**Exercise prompt:** Transcribe all the entries word for word, but omit the images.
((
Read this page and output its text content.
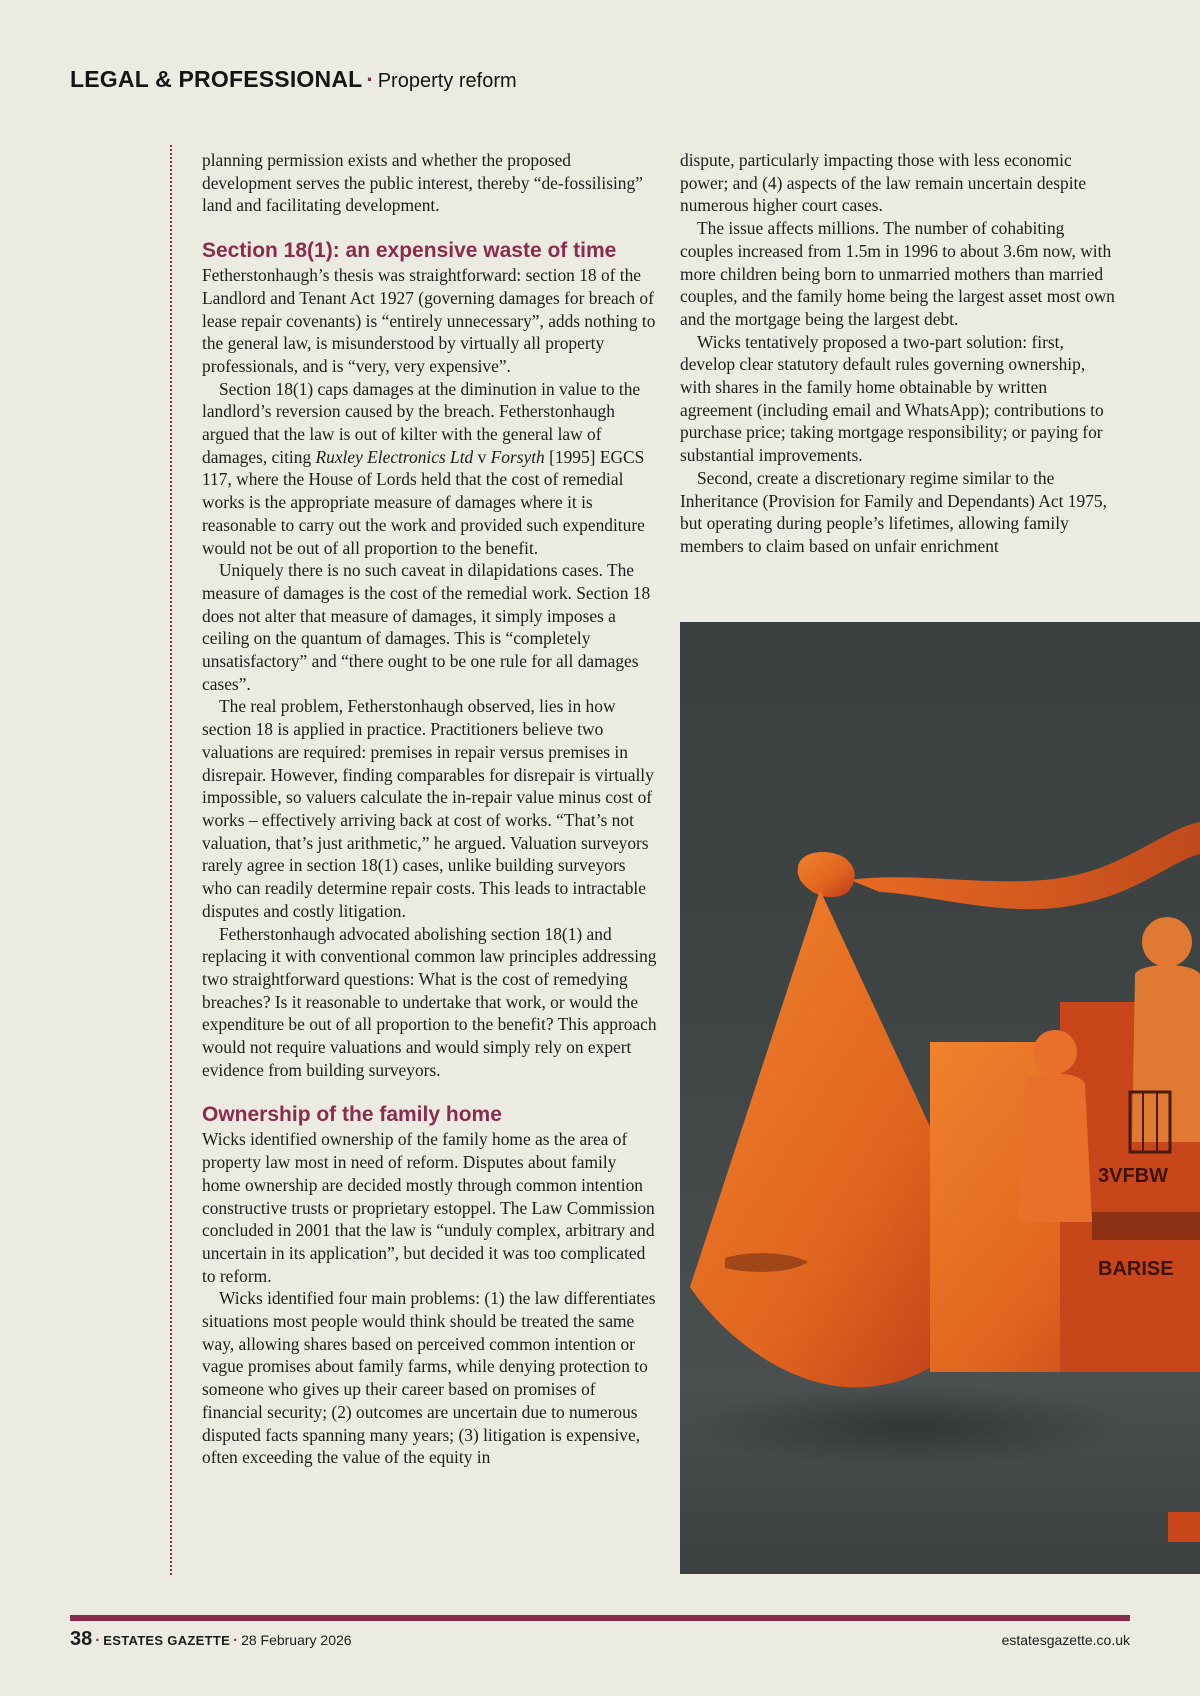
LEGAL & PROFESSIONAL · Property reform

planning permission exists and whether the proposed development serves the public interest, thereby “de-fossilising” land and facilitating development.

Section 18(1): an expensive waste of time

Fetherstonhaugh’s thesis was straightforward: section 18 of the Landlord and Tenant Act 1927 (governing damages for breach of lease repair covenants) is “entirely unnecessary”, adds nothing to the general law, is misunderstood by virtually all property professionals, and is “very, very expensive”.

Section 18(1) caps damages at the diminution in value to the landlord’s reversion caused by the breach. Fetherstonhaugh argued that the law is out of kilter with the general law of damages, citing Ruxley Electronics Ltd v Forsyth [1995] EGCS 117, where the House of Lords held that the cost of remedial works is the appropriate measure of damages where it is reasonable to carry out the work and provided such expenditure would not be out of all proportion to the benefit.

Uniquely there is no such caveat in dilapidations cases. The measure of damages is the cost of the remedial work. Section 18 does not alter that measure of damages, it simply imposes a ceiling on the quantum of damages. This is “completely unsatisfactory” and “there ought to be one rule for all damages cases”.

The real problem, Fetherstonhaugh observed, lies in how section 18 is applied in practice. Practitioners believe two valuations are required: premises in repair versus premises in disrepair. However, finding comparables for disrepair is virtually impossible, so valuers calculate the in-repair value minus cost of works – effectively arriving back at cost of works. “That’s not valuation, that’s just arithmetic,” he argued. Valuation surveyors rarely agree in section 18(1) cases, unlike building surveyors who can readily determine repair costs. This leads to intractable disputes and costly litigation.

Fetherstonhaugh advocated abolishing section 18(1) and replacing it with conventional common law principles addressing two straightforward questions: What is the cost of remedying breaches? Is it reasonable to undertake that work, or would the expenditure be out of all proportion to the benefit? This approach would not require valuations and would simply rely on expert evidence from building surveyors.

Ownership of the family home

Wicks identified ownership of the family home as the area of property law most in need of reform. Disputes about family home ownership are decided mostly through common intention constructive trusts or proprietary estoppel. The Law Commission concluded in 2001 that the law is “unduly complex, arbitrary and uncertain in its application”, but decided it was too complicated to reform.

Wicks identified four main problems: (1) the law differentiates situations most people would think should be treated the same way, allowing shares based on perceived common intention or vague promises about family farms, while denying protection to someone who gives up their career based on promises of financial security; (2) outcomes are uncertain due to numerous disputed facts spanning many years; (3) litigation is expensive, often exceeding the value of the equity in

dispute, particularly impacting those with less economic power; and (4) aspects of the law remain uncertain despite numerous higher court cases.

The issue affects millions. The number of cohabiting couples increased from 1.5m in 1996 to about 3.6m now, with more children being born to unmarried mothers than married couples, and the family home being the largest asset most own and the mortgage being the largest debt.

Wicks tentatively proposed a two-part solution: first, develop clear statutory default rules governing ownership, with shares in the family home obtainable by written agreement (including email and WhatsApp); contributions to purchase price; taking mortgage responsibility; or paying for substantial improvements.

Second, create a discretionary regime similar to the Inheritance (Provision for Family and Dependants) Act 1975, but operating during people’s lifetimes, allowing family members to claim based on unfair enrichment

3VFBW
BARISE
38 · ESTATES GAZETTE · 28 February 2026	estatesgazette.co.uk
))
**Task response:**
Read this page and output its text content.
LEGAL & PROFESSIONAL · Property reform

planning permission exists and whether the proposed development serves the public interest, thereby “de-fossilising” land and facilitating development.

Section 18(1): an expensive waste of time

Fetherstonhaugh’s thesis was straightforward: section 18 of the Landlord and Tenant Act 1927 (governing damages for breach of lease repair covenants) is “entirely unnecessary”, adds nothing to the general law, is misunderstood by virtually all property professionals, and is “very, very expensive”.

Section 18(1) caps damages at the diminution in value to the landlord’s reversion caused by the breach. Fetherstonhaugh argued that the law is out of kilter with the general law of damages, citing Ruxley Electronics Ltd v Forsyth [1995] EGCS 117, where the House of Lords held that the cost of remedial works is the appropriate measure of damages where it is reasonable to carry out the work and provided such expenditure would not be out of all proportion to the benefit.

Uniquely there is no such caveat in dilapidations cases. The measure of damages is the cost of the remedial work. Section 18 does not alter that measure of damages, it simply imposes a ceiling on the quantum of damages. This is “completely unsatisfactory” and “there ought to be one rule for all damages cases”.

The real problem, Fetherstonhaugh observed, lies in how section 18 is applied in practice. Practitioners believe two valuations are required: premises in repair versus premises in disrepair. However, finding comparables for disrepair is virtually impossible, so valuers calculate the in-repair value minus cost of works – effectively arriving back at cost of works. “That’s not valuation, that’s just arithmetic,” he argued. Valuation surveyors rarely agree in section 18(1) cases, unlike building surveyors who can readily determine repair costs. This leads to intractable disputes and costly litigation.

Fetherstonhaugh advocated abolishing section 18(1) and replacing it with conventional common law principles addressing two straightforward questions: What is the cost of remedying breaches? Is it reasonable to undertake that work, or would the expenditure be out of all proportion to the benefit? This approach would not require valuations and would simply rely on expert evidence from building surveyors.

Ownership of the family home

Wicks identified ownership of the family home as the area of property law most in need of reform. Disputes about family home ownership are decided mostly through common intention constructive trusts or proprietary estoppel. The Law Commission concluded in 2001 that the law is “unduly complex, arbitrary and uncertain in its application”, but decided it was too complicated to reform.

Wicks identified four main problems: (1) the law differentiates situations most people would think should be treated the same way, allowing shares based on perceived common intention or vague promises about family farms, while denying protection to someone who gives up their career based on promises of financial security; (2) outcomes are uncertain due to numerous disputed facts spanning many years; (3) litigation is expensive, often exceeding the value of the equity in

dispute, particularly impacting those with less economic power; and (4) aspects of the law remain uncertain despite numerous higher court cases.

The issue affects millions. The number of cohabiting couples increased from 1.5m in 1996 to about 3.6m now, with more children being born to unmarried mothers than married couples, and the family home being the largest asset most own and the mortgage being the largest debt.

Wicks tentatively proposed a two-part solution: first, develop clear statutory default rules governing ownership, with shares in the family home obtainable by written agreement (including email and WhatsApp); contributions to purchase price; taking mortgage responsibility; or paying for substantial improvements.

Second, create a discretionary regime similar to the Inheritance (Provision for Family and Dependants) Act 1975, but operating during people’s lifetimes, allowing family members to claim based on unfair enrichment

3VFBW
BARISE
38 · ESTATES GAZETTE · 28 February 2026	estatesgazette.co.uk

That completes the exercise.